* **SOURCE PASSAGE**
----------

But, by Luttrell’s own account, Murphy put the petty officer in the position of casting the deciding vote. Swayed by Murphy’s warning that killing the Afghans would lead to the SEALs being charged with murder, Luttrell voted to free the Afghans.

He now believes that decision sealed the fates of his three teammates.
“It was the stupidest, most southern-fried, lamebrained decision I ever made in my life,” he writes in the book. “I must have been out of my mind. I had actually cast a vote which I knew could sign our death warrant. I’d turned into a f---ing liberal, a half-assed, no-logic nitwit, all heart, no brain, and the judgment of a jackrabbit.”

But he remains conflicted. In the interview, Luttrell said, “If you put me back in the same situation, I’d probably do the same thing again, if I didn’t know the outcome. Knowing what I know now, knowing what we went through and what I go through every day, hell yeah: I would have killed them.”

Even at the time he made the decision, Luttrell said, he would have voted to kill the three goatherds if he was assured that he and his teammates would not get into trouble.

----------

* **TASK REQUIREMENTS**
Resume the passage about Luttrell's vote, starting right after its final sentence. The rows after this point are separate material, unrelated to the passage about Luttrell's vote.

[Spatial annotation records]

----------

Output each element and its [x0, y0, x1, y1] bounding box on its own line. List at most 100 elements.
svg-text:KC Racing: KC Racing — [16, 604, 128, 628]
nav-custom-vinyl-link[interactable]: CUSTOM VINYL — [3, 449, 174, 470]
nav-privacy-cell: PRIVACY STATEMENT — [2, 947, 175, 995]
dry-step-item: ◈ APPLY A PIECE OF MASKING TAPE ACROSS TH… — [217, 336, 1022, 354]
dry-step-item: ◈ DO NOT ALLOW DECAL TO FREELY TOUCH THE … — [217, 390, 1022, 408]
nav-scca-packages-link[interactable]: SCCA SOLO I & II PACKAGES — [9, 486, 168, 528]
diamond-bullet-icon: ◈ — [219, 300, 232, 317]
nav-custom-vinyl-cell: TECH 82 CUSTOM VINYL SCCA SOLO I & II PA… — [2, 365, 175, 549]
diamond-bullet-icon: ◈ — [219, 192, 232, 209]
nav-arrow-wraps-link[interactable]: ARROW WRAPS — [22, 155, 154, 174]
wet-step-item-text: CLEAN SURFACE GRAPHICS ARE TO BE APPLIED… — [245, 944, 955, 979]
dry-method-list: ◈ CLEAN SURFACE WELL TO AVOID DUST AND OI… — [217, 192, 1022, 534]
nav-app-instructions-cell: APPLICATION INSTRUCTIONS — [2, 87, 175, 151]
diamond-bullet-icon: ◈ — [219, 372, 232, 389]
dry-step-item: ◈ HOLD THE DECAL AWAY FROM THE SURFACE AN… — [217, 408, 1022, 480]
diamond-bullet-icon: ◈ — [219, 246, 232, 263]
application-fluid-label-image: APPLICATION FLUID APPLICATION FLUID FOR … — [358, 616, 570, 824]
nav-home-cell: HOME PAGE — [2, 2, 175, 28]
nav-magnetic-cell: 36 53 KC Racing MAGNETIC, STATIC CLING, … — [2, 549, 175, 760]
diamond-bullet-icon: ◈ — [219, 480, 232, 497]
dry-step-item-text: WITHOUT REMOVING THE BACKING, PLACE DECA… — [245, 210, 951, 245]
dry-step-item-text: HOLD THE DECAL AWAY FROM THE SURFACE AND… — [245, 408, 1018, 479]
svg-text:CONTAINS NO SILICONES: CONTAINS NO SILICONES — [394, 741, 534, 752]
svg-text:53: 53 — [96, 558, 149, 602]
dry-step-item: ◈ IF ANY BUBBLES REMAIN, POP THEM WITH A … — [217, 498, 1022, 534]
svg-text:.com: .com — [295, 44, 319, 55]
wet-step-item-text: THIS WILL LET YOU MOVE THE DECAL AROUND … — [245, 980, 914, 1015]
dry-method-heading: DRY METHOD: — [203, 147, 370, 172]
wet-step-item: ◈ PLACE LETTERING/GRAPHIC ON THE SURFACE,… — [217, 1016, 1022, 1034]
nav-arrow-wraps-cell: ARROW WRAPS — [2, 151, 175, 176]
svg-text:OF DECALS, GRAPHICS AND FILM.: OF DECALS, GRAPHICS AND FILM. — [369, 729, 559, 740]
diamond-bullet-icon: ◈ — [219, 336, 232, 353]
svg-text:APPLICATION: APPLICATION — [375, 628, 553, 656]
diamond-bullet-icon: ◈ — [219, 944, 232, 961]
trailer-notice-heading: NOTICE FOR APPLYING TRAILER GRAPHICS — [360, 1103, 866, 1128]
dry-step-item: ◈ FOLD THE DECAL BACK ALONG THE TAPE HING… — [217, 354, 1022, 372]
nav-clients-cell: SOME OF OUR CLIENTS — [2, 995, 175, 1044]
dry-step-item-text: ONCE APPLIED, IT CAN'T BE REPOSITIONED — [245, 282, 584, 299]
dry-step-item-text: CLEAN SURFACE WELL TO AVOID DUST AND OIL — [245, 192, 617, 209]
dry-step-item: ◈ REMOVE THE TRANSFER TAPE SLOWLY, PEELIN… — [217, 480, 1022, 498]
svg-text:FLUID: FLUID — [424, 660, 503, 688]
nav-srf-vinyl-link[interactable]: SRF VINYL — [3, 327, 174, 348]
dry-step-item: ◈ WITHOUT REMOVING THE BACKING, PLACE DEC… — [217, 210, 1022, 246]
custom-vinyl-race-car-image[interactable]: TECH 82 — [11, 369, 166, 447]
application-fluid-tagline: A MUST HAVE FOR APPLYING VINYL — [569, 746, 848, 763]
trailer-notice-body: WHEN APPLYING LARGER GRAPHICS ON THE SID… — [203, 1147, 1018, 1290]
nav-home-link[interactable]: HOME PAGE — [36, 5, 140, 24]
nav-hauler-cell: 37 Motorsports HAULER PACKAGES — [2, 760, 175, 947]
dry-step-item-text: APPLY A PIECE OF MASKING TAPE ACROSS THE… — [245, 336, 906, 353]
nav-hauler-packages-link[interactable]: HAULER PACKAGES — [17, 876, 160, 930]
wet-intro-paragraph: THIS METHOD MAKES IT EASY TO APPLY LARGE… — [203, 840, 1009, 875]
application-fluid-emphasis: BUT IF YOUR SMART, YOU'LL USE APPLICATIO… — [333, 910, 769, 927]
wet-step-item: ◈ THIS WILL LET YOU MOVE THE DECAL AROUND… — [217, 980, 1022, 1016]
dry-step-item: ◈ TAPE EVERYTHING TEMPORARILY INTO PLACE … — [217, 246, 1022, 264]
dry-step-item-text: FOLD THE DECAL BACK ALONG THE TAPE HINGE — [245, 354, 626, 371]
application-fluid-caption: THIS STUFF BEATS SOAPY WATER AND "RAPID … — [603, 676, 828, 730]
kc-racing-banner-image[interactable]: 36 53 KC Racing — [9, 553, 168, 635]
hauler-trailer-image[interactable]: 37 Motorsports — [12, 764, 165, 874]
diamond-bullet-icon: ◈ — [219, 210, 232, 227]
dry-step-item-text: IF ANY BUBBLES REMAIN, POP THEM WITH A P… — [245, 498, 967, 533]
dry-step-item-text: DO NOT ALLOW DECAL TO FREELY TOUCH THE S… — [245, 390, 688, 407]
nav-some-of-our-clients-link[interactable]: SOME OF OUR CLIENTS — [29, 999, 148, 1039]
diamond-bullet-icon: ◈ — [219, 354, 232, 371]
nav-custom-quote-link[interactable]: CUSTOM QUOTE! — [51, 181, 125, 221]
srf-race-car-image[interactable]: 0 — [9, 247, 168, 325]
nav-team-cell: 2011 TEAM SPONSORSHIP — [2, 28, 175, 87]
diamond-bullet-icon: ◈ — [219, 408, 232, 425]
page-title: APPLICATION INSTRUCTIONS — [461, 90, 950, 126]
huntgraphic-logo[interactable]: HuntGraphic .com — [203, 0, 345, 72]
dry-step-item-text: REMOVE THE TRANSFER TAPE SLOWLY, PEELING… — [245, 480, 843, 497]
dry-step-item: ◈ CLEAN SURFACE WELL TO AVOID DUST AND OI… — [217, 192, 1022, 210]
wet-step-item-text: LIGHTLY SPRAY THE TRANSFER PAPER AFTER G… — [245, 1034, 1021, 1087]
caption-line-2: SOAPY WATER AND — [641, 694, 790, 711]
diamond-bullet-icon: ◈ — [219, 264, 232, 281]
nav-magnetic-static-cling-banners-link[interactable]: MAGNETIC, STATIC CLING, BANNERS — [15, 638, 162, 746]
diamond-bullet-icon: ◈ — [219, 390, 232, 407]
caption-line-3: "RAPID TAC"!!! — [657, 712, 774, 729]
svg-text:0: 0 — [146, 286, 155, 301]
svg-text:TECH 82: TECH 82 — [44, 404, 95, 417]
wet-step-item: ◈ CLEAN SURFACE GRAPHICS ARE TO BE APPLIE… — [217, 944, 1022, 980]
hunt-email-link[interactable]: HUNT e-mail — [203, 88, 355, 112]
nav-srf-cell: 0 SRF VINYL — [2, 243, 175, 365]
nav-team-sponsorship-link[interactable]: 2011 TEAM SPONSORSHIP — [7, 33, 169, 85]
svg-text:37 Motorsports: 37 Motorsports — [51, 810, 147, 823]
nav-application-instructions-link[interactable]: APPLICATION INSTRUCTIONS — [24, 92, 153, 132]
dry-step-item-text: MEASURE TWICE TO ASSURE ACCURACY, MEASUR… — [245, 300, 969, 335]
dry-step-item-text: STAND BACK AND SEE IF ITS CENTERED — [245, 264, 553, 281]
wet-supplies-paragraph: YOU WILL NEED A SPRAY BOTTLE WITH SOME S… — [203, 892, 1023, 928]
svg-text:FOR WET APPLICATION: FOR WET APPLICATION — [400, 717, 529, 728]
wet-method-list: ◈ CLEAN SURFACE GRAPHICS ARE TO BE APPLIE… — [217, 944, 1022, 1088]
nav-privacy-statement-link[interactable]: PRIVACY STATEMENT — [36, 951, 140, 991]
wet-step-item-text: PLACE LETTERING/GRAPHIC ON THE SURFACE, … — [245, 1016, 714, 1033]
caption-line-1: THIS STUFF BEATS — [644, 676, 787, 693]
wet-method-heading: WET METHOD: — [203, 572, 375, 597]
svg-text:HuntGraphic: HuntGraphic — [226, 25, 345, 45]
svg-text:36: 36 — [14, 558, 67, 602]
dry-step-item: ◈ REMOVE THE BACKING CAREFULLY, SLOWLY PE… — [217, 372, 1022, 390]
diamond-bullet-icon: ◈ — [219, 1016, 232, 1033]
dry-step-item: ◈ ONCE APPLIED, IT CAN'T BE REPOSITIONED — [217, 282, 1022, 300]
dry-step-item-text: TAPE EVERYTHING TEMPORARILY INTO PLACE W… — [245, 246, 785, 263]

----------

* **RESPONSE**
Second guesses

These are the wrong answers, said Air Force Lt. Col. David Bolgiano, the judge advocate general for Central Command’s Special Operations Command from 2002 to 2004 and the author of “Combat Self-Defense: 

Saving America’s Warriors from Risk-averse Commanders and their Lawyers.”
“The killing of non-combatants under the circumstances described is never legally justified unless as an act of self-defense,” Bolgiano said. “Use of deadly force in self-defense is reasonable when responding to demonstrated hostile intent, or a hostile act, which presents an imminent threat of death or serious bodily injury. While imminent does not mean immediate, it is quite a stretch to say that since the shepherds may tip off local Taliban as to the presence of the SOF [special operations forces], then it would be OK to kill them in self-defense.

“On the other hand, if the SOF had a reasonable belief that, in fact, these shepherds were acting as Taliban lookouts or sentries, then deadly force may be authorized. Once, however, any threat (combatant or non-combatant) becomes a prisoner, then one can’t simply execute them for convenience.”

Ruh, the Naval Special Warfare Command spokesman, said SEALs are not trained to kill unarmed civilians. “There is no instruction that would justify any of that,” he said.

Luttrell dismissed as impractical and dangerous another option, raised by an Army Special Forces officer: tying the goatherds up and leaving them behind.

But to Luttrell, this is all Monday-morning quarterbacking.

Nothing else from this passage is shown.